# START OF DATA PROVIDED
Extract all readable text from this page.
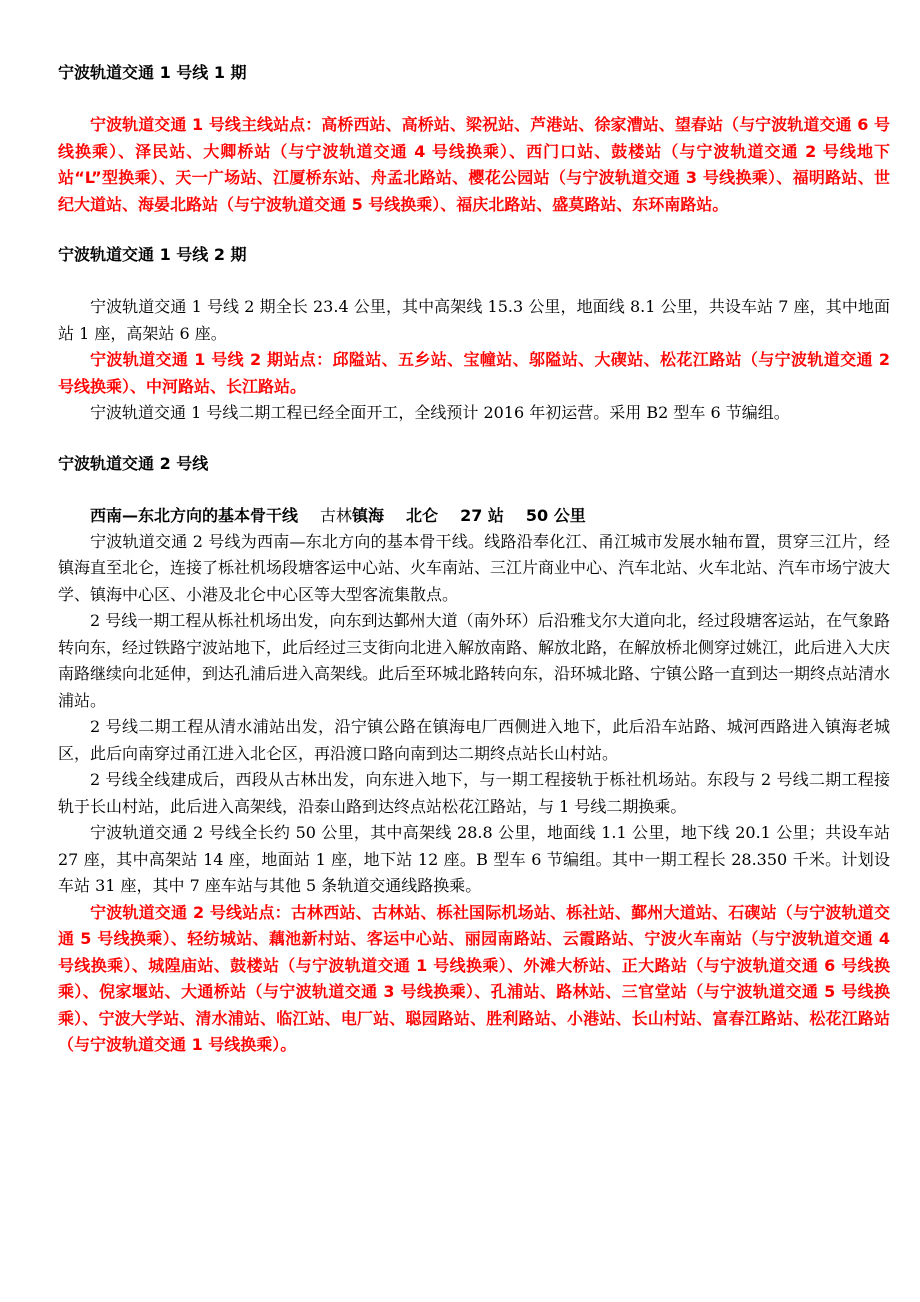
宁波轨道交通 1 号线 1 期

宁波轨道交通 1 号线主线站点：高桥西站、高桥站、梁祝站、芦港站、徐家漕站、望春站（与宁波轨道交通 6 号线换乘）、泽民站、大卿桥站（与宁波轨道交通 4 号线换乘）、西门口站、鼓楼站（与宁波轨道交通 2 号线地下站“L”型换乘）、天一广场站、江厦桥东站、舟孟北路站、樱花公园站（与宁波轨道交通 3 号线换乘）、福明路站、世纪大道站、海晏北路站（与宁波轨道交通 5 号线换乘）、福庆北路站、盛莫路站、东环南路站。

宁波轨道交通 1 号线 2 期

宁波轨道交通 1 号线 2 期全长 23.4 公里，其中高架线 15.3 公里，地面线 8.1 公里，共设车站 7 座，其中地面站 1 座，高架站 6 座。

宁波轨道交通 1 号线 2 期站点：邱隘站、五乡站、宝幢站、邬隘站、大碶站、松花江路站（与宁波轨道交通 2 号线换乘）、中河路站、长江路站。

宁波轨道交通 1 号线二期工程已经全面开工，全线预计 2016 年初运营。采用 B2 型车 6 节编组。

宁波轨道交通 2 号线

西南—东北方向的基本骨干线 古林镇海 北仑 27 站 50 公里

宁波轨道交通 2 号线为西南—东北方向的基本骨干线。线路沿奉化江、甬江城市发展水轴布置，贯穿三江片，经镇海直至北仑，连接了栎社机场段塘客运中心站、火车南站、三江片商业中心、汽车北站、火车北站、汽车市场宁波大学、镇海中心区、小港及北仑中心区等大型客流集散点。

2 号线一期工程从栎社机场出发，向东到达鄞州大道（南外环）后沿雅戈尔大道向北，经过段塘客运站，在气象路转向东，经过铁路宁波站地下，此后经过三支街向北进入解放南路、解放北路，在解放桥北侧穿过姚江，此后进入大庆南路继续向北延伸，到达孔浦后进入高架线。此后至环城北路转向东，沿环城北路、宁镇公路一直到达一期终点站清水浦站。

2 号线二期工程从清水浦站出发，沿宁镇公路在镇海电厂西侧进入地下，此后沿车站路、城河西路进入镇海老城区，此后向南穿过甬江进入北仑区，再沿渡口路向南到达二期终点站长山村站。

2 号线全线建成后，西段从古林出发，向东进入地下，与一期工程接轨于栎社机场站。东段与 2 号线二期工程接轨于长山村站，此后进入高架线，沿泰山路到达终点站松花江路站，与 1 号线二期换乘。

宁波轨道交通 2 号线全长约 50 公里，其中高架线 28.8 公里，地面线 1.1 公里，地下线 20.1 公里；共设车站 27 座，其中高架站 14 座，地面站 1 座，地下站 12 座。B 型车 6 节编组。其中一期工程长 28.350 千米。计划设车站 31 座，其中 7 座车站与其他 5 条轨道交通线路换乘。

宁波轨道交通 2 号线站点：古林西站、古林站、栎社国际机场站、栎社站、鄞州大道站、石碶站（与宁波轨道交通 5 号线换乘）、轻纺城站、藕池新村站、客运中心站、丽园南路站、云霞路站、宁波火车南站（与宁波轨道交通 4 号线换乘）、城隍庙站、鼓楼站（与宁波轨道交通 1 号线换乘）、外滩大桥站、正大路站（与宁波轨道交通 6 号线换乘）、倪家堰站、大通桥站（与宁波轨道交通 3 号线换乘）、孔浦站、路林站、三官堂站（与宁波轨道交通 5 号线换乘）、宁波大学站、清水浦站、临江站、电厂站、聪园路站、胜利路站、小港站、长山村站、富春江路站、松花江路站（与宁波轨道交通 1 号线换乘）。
# END OF DATA PROVIDED
# START OF DATA PROVIDED
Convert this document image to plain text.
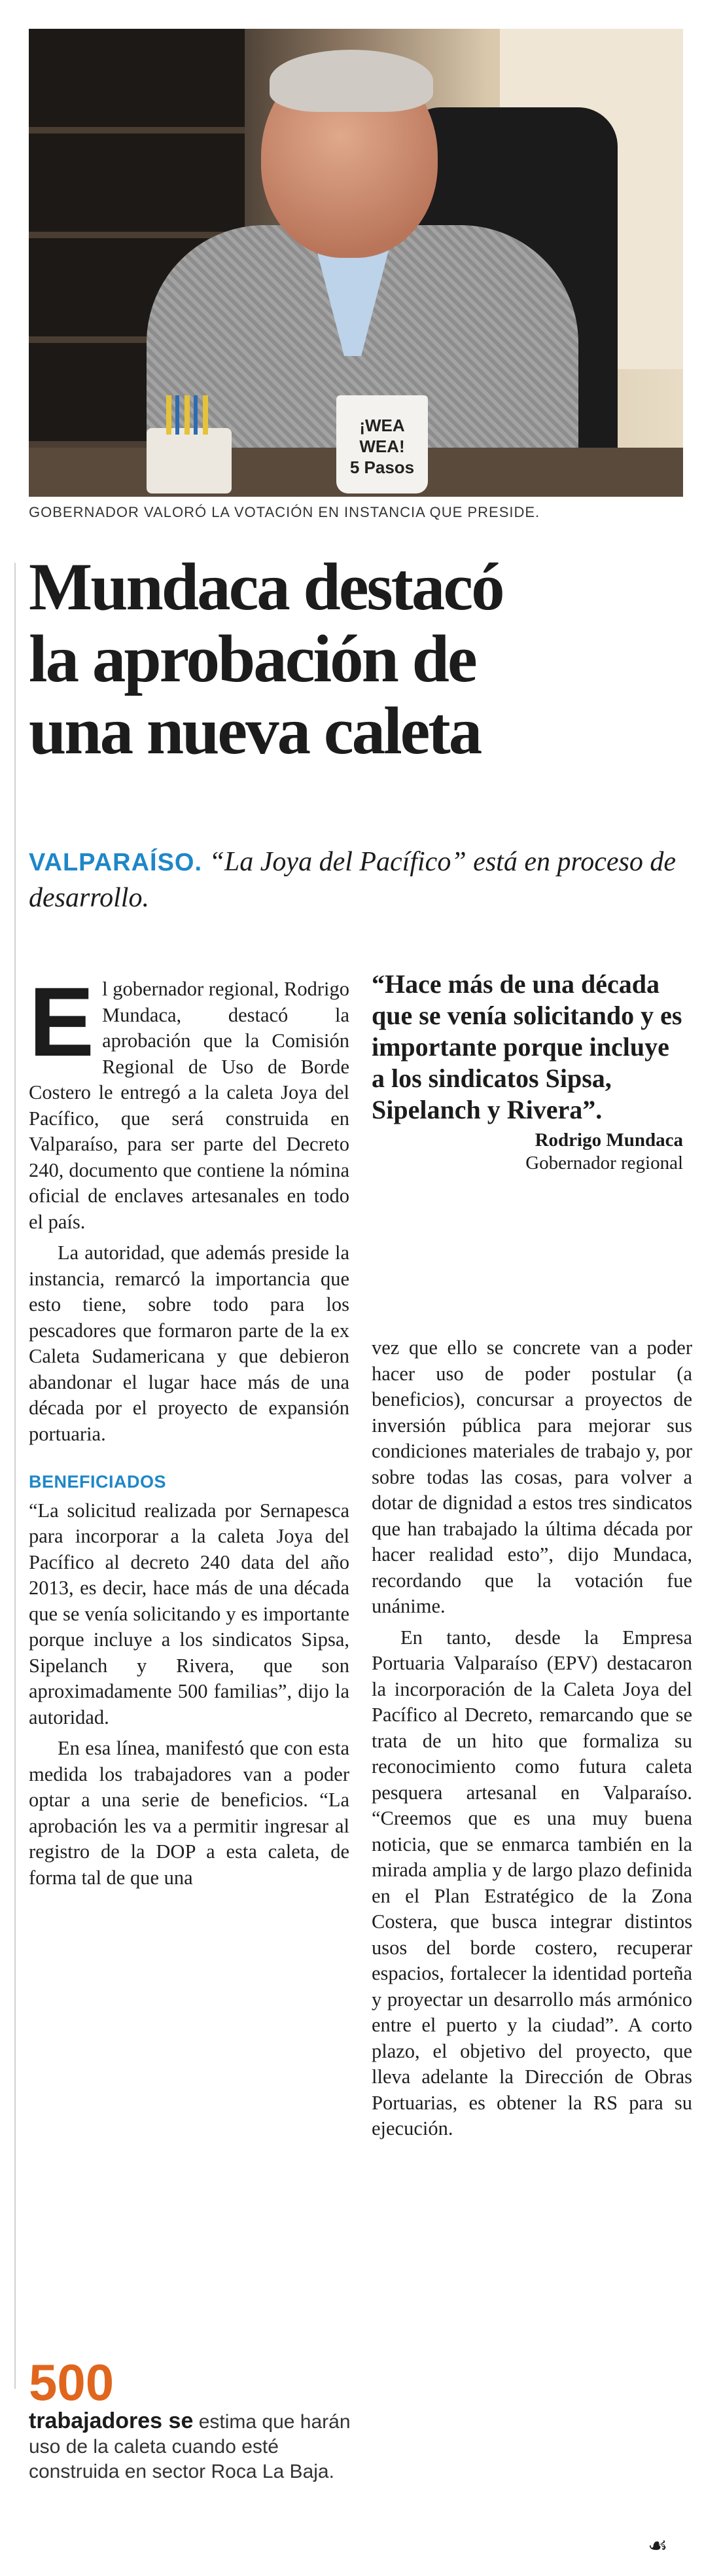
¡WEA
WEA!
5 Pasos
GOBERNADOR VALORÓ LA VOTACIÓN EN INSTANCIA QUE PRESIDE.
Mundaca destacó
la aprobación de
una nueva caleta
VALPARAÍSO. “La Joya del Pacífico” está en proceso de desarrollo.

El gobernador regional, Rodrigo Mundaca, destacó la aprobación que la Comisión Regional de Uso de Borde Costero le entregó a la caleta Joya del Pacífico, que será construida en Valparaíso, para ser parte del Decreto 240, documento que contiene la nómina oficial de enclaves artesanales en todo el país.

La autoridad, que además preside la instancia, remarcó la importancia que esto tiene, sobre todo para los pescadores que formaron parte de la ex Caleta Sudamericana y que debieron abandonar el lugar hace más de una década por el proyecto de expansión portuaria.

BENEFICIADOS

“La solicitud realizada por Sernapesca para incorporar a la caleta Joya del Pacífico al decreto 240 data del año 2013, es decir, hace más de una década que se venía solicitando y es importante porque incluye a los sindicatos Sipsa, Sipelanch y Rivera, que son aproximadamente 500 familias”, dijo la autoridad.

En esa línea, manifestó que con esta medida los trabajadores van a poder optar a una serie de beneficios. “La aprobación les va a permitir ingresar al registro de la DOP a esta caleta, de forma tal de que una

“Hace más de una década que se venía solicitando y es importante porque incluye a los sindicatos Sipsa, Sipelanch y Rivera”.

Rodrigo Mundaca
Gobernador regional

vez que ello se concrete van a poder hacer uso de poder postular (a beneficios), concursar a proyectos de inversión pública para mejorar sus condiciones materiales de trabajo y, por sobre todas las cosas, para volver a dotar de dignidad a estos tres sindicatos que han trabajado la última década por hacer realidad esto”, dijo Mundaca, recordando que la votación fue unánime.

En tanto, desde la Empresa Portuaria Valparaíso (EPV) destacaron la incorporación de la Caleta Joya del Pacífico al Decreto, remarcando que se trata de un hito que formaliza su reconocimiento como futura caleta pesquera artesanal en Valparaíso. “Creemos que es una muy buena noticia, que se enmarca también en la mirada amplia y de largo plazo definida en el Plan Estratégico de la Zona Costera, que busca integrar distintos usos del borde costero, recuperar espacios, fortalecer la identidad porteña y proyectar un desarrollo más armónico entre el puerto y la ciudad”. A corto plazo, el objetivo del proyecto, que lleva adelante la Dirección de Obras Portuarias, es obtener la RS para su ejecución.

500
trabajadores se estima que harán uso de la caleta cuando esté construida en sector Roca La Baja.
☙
# END OF DATA PROVIDED
**THE PROBLEM:** Using the listing, say how many lines include the word "construida", and add nothing else.

**WRITTEN ANSWER:** 2